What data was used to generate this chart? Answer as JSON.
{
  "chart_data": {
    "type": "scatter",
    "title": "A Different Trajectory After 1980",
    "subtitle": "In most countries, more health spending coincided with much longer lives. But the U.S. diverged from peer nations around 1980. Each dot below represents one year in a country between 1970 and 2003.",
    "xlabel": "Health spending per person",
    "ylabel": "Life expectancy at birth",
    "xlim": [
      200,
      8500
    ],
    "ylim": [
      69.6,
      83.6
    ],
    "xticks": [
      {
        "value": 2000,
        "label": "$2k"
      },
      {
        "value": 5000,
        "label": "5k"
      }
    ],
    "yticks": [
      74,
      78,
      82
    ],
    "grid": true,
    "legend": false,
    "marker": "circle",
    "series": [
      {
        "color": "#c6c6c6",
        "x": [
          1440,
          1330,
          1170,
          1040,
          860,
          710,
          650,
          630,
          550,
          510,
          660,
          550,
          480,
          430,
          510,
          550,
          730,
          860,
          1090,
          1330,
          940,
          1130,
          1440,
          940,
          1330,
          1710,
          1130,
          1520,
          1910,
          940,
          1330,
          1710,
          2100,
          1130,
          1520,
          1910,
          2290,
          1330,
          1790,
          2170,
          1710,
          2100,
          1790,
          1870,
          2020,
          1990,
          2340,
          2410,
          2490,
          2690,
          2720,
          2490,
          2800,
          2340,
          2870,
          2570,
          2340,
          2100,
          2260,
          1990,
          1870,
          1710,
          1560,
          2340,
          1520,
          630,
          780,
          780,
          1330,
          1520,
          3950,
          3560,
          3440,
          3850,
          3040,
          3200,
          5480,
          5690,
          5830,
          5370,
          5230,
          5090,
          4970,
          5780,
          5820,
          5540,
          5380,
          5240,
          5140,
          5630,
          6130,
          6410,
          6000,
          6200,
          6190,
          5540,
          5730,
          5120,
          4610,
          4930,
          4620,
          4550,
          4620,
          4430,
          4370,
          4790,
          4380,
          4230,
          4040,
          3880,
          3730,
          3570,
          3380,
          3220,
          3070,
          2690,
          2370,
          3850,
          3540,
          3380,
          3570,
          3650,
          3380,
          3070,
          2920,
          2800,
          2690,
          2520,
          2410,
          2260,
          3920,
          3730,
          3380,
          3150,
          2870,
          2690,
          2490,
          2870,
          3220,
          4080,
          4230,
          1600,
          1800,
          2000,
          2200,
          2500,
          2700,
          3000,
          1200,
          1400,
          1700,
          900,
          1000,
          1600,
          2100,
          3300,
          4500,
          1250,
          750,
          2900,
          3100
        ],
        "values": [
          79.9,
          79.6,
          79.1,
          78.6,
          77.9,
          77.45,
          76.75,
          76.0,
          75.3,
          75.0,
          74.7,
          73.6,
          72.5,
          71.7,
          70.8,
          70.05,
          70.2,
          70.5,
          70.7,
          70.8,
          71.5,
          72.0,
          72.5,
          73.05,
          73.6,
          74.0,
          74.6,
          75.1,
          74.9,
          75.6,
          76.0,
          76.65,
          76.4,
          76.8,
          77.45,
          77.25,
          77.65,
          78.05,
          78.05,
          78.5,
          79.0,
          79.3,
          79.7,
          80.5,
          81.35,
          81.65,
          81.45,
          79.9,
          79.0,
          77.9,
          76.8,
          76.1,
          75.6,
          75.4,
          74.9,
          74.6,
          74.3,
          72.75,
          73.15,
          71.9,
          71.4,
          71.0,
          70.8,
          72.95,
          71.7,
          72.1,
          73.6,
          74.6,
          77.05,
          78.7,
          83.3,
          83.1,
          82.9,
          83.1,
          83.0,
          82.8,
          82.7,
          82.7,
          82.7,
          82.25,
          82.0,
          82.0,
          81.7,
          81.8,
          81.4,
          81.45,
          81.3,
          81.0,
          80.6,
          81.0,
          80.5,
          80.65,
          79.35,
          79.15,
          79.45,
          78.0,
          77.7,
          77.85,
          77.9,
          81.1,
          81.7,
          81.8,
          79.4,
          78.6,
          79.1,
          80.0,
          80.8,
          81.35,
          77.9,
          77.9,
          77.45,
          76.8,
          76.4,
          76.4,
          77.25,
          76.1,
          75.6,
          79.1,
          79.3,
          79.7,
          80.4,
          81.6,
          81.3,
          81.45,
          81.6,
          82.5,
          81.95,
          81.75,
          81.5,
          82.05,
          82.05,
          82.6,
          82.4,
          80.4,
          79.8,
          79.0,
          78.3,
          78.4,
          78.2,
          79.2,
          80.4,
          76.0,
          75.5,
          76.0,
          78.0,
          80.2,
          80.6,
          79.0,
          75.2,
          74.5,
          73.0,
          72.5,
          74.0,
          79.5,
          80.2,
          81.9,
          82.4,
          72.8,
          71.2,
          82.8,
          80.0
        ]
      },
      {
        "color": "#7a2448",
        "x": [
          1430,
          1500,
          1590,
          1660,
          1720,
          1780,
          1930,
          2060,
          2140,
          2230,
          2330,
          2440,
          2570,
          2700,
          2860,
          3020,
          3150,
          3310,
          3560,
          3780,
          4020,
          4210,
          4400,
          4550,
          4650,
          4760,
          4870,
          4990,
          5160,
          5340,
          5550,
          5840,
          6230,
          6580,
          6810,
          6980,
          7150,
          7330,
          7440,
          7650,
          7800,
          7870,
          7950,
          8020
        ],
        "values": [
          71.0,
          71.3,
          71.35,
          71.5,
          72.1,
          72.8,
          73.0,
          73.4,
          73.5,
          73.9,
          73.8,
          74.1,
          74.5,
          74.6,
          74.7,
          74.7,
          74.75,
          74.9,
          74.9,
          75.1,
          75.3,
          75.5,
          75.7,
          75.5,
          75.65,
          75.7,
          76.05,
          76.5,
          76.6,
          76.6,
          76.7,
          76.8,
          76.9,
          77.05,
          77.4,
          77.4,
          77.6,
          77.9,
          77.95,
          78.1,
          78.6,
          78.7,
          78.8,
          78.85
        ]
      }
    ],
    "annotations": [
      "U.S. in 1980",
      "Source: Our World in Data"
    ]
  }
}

--

Filter the listing for the word "spending" and copy every line that holds it.

◆ **CORRECT RESPONSE**:
    "subtitle": "In most countries, more health spending coincided with much longer lives. But the U.S. diverged from peer nations around 1980. Each dot below represents one year in a country between 1970 and 2003.",
    "xlabel": "Health spending per person",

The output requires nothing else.